■ **Work required**
Update the records below by replacing every occurrence of "candle-body" with "candlestick-body" and leave all other text unchanged.

■ **Records provided**
________________

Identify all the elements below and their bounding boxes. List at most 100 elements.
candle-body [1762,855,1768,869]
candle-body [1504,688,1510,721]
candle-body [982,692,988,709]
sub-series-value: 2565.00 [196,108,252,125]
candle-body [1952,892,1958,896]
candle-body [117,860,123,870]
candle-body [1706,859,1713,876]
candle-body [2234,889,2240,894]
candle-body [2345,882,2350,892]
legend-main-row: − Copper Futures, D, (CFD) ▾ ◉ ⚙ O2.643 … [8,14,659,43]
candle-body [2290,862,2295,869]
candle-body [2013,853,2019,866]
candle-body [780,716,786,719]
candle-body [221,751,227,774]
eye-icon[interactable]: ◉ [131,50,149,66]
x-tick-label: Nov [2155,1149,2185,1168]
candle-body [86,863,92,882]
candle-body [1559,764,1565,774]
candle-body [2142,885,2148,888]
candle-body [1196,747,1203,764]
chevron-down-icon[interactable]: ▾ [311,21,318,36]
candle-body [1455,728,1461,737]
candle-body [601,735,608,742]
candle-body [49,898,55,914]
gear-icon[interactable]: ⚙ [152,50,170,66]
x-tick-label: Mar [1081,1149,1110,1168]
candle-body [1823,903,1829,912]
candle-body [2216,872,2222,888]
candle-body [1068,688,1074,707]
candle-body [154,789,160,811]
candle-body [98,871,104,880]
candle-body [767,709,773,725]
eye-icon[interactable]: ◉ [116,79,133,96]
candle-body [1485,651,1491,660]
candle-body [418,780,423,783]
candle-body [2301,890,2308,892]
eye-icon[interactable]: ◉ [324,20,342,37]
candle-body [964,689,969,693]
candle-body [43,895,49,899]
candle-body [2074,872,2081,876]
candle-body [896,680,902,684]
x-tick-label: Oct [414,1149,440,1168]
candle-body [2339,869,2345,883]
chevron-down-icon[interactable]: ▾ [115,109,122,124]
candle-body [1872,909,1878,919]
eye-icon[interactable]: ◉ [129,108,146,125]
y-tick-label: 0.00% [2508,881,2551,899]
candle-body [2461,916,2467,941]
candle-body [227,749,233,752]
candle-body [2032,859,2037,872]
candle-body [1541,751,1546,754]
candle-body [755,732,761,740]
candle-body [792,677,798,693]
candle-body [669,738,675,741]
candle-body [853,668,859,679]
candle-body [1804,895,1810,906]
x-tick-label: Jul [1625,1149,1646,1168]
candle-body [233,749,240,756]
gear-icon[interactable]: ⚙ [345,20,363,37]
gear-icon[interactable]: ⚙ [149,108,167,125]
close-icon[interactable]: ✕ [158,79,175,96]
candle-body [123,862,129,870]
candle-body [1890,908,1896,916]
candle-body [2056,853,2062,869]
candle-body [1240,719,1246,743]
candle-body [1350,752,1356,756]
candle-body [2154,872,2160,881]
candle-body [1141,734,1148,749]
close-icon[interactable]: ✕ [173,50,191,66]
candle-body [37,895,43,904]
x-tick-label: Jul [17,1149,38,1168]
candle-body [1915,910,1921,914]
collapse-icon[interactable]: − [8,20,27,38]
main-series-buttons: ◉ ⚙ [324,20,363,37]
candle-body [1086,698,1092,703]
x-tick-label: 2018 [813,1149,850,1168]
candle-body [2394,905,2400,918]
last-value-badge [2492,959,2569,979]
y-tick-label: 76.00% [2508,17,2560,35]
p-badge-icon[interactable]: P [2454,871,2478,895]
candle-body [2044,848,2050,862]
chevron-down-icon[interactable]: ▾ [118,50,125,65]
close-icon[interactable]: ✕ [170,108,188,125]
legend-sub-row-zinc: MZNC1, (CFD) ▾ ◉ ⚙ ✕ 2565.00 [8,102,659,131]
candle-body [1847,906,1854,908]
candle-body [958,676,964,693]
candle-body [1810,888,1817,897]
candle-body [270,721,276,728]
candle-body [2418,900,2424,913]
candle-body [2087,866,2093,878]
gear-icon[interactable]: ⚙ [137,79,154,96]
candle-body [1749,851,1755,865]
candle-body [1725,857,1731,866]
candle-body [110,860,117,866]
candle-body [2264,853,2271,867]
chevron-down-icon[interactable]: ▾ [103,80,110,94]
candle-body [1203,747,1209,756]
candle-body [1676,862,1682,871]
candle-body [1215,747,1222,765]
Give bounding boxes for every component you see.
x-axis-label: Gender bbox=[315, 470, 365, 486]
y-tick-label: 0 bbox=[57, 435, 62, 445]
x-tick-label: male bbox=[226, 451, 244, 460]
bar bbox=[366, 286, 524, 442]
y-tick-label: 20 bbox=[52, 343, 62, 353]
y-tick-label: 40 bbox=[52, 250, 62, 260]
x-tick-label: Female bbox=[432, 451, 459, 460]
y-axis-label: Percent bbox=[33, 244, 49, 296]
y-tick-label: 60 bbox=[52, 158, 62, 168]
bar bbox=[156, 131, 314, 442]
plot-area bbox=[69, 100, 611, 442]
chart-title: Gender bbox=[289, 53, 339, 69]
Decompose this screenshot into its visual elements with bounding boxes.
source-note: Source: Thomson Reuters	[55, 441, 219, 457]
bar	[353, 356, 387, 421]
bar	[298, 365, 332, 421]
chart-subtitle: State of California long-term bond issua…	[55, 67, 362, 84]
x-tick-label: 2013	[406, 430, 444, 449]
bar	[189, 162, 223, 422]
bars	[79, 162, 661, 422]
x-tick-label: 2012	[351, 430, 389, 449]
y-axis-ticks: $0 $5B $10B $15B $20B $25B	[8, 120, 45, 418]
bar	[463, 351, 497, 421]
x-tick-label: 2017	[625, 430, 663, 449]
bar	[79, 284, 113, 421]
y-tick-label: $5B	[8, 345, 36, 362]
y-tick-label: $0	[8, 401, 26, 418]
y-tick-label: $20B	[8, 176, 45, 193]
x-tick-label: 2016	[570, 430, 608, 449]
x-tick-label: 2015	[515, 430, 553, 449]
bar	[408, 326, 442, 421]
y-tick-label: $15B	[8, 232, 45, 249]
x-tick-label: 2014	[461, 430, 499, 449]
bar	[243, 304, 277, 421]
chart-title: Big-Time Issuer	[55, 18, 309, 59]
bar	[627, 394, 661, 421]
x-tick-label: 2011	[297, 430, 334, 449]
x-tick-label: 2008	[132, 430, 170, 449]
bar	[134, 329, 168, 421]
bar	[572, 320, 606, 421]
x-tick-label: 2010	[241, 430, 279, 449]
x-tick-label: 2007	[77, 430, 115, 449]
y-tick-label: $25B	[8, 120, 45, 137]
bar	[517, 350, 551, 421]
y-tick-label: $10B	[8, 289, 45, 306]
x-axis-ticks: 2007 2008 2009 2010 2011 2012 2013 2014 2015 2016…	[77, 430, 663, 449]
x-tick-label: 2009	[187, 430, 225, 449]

________________

■ **Complete answer**
Identify all the elements below and their bounding boxes. List at most 100 elements.
candlestick-body [1762,855,1768,869]
candlestick-body [1504,688,1510,721]
candlestick-body [982,692,988,709]
sub-series-value: 2565.00 [196,108,252,125]
candlestick-body [1952,892,1958,896]
candlestick-body [117,860,123,870]
candlestick-body [1706,859,1713,876]
candlestick-body [2234,889,2240,894]
candlestick-body [2345,882,2350,892]
legend-main-row: − Copper Futures, D, (CFD) ▾ ◉ ⚙ O2.643 … [8,14,659,43]
candlestick-body [2290,862,2295,869]
candlestick-body [2013,853,2019,866]
candlestick-body [780,716,786,719]
candlestick-body [221,751,227,774]
eye-icon[interactable]: ◉ [131,50,149,66]
x-tick-label: Nov [2155,1149,2185,1168]
candlestick-body [86,863,92,882]
candlestick-body [1559,764,1565,774]
candlestick-body [2142,885,2148,888]
candlestick-body [1196,747,1203,764]
chevron-down-icon[interactable]: ▾ [311,21,318,36]
candlestick-body [1455,728,1461,737]
candlestick-body [601,735,608,742]
candlestick-body [49,898,55,914]
gear-icon[interactable]: ⚙ [152,50,170,66]
x-tick-label: Mar [1081,1149,1110,1168]
candlestick-body [1823,903,1829,912]
candlestick-body [2216,872,2222,888]
candlestick-body [1068,688,1074,707]
candlestick-body [154,789,160,811]
candlestick-body [98,871,104,880]
candlestick-body [767,709,773,725]
eye-icon[interactable]: ◉ [116,79,133,96]
candlestick-body [1485,651,1491,660]
candlestick-body [418,780,423,783]
candlestick-body [2301,890,2308,892]
eye-icon[interactable]: ◉ [324,20,342,37]
candlestick-body [964,689,969,693]
candlestick-body [43,895,49,899]
candlestick-body [2074,872,2081,876]
candlestick-body [896,680,902,684]
x-tick-label: Oct [414,1149,440,1168]
candlestick-body [2339,869,2345,883]
chevron-down-icon[interactable]: ▾ [115,109,122,124]
candlestick-body [1872,909,1878,919]
eye-icon[interactable]: ◉ [129,108,146,125]
y-tick-label: 0.00% [2508,881,2551,899]
candlestick-body [2461,916,2467,941]
candlestick-body [227,749,233,752]
candlestick-body [2032,859,2037,872]
candlestick-body [1541,751,1546,754]
candlestick-body [755,732,761,740]
candlestick-body [792,677,798,693]
candlestick-body [669,738,675,741]
candlestick-body [853,668,859,679]
candlestick-body [1804,895,1810,906]
x-tick-label: Jul [1625,1149,1646,1168]
candlestick-body [233,749,240,756]
gear-icon[interactable]: ⚙ [345,20,363,37]
gear-icon[interactable]: ⚙ [149,108,167,125]
close-icon[interactable]: ✕ [158,79,175,96]
candlestick-body [123,862,129,870]
candlestick-body [1890,908,1896,916]
candlestick-body [2056,853,2062,869]
candlestick-body [1240,719,1246,743]
candlestick-body [1350,752,1356,756]
candlestick-body [2154,872,2160,881]
candlestick-body [1141,734,1148,749]
close-icon[interactable]: ✕ [173,50,191,66]
candlestick-body [37,895,43,904]
x-tick-label: Jul [17,1149,38,1168]
candlestick-body [1915,910,1921,914]
collapse-icon[interactable]: − [8,20,27,38]
main-series-buttons: ◉ ⚙ [324,20,363,37]
candlestick-body [1086,698,1092,703]
x-tick-label: 2018 [813,1149,850,1168]
candlestick-body [2394,905,2400,918]
last-value-badge [2492,959,2569,979]
y-tick-label: 76.00% [2508,17,2560,35]
p-badge-icon[interactable]: P [2454,871,2478,895]
candlestick-body [2044,848,2050,862]
chevron-down-icon[interactable]: ▾ [118,50,125,65]
close-icon[interactable]: ✕ [170,108,188,125]
legend-sub-row-zinc: MZNC1, (CFD) ▾ ◉ ⚙ ✕ 2565.00 [8,102,659,131]
candlestick-body [1847,906,1854,908]
candlestick-body [958,676,964,693]
candlestick-body [1810,888,1817,897]
candlestick-body [270,721,276,728]
candlestick-body [2418,900,2424,913]
candlestick-body [2087,866,2093,878]
gear-icon[interactable]: ⚙ [137,79,154,96]
candlestick-body [1749,851,1755,865]
candlestick-body [1725,857,1731,866]
candlestick-body [110,860,117,866]
candlestick-body [2264,853,2271,867]
chevron-down-icon[interactable]: ▾ [103,80,110,94]
candlestick-body [1203,747,1209,756]
candlestick-body [1676,862,1682,871]
candlestick-body [1215,747,1222,765]
Give bounding boxes for every component you see.
x-axis-label: Gender bbox=[315, 470, 365, 486]
y-tick-label: 0 bbox=[57, 435, 62, 445]
x-tick-label: male bbox=[226, 451, 244, 460]
bar bbox=[366, 286, 524, 442]
y-tick-label: 20 bbox=[52, 343, 62, 353]
y-tick-label: 40 bbox=[52, 250, 62, 260]
x-tick-label: Female bbox=[432, 451, 459, 460]
y-axis-label: Percent bbox=[33, 244, 49, 296]
y-tick-label: 60 bbox=[52, 158, 62, 168]
bar bbox=[156, 131, 314, 442]
plot-area bbox=[69, 100, 611, 442]
chart-title: Gender bbox=[289, 53, 339, 69]
Decompose this screenshot into its visual elements with bounding boxes.
source-note: Source: Thomson Reuters	[55, 441, 219, 457]
bar	[353, 356, 387, 421]
bar	[298, 365, 332, 421]
chart-subtitle: State of California long-term bond issua…	[55, 67, 362, 84]
x-tick-label: 2013	[406, 430, 444, 449]
bar	[189, 162, 223, 422]
bars	[79, 162, 661, 422]
x-tick-label: 2012	[351, 430, 389, 449]
y-axis-ticks: $0 $5B $10B $15B $20B $25B	[8, 120, 45, 418]
bar	[463, 351, 497, 421]
x-tick-label: 2017	[625, 430, 663, 449]
bar	[79, 284, 113, 421]
y-tick-label: $5B	[8, 345, 36, 362]
y-tick-label: $0	[8, 401, 26, 418]
y-tick-label: $20B	[8, 176, 45, 193]
x-tick-label: 2016	[570, 430, 608, 449]
x-tick-label: 2015	[515, 430, 553, 449]
bar	[408, 326, 442, 421]
y-tick-label: $15B	[8, 232, 45, 249]
x-tick-label: 2014	[461, 430, 499, 449]
bar	[243, 304, 277, 421]
chart-title: Big-Time Issuer	[55, 18, 309, 59]
bar	[627, 394, 661, 421]
x-tick-label: 2011	[297, 430, 334, 449]
x-tick-label: 2008	[132, 430, 170, 449]
bar	[134, 329, 168, 421]
bar	[572, 320, 606, 421]
x-tick-label: 2010	[241, 430, 279, 449]
x-tick-label: 2007	[77, 430, 115, 449]
y-tick-label: $25B	[8, 120, 45, 137]
bar	[517, 350, 551, 421]
y-tick-label: $10B	[8, 289, 45, 306]
x-axis-ticks: 2007 2008 2009 2010 2011 2012 2013 2014 2015 2016…	[77, 430, 663, 449]
x-tick-label: 2009	[187, 430, 225, 449]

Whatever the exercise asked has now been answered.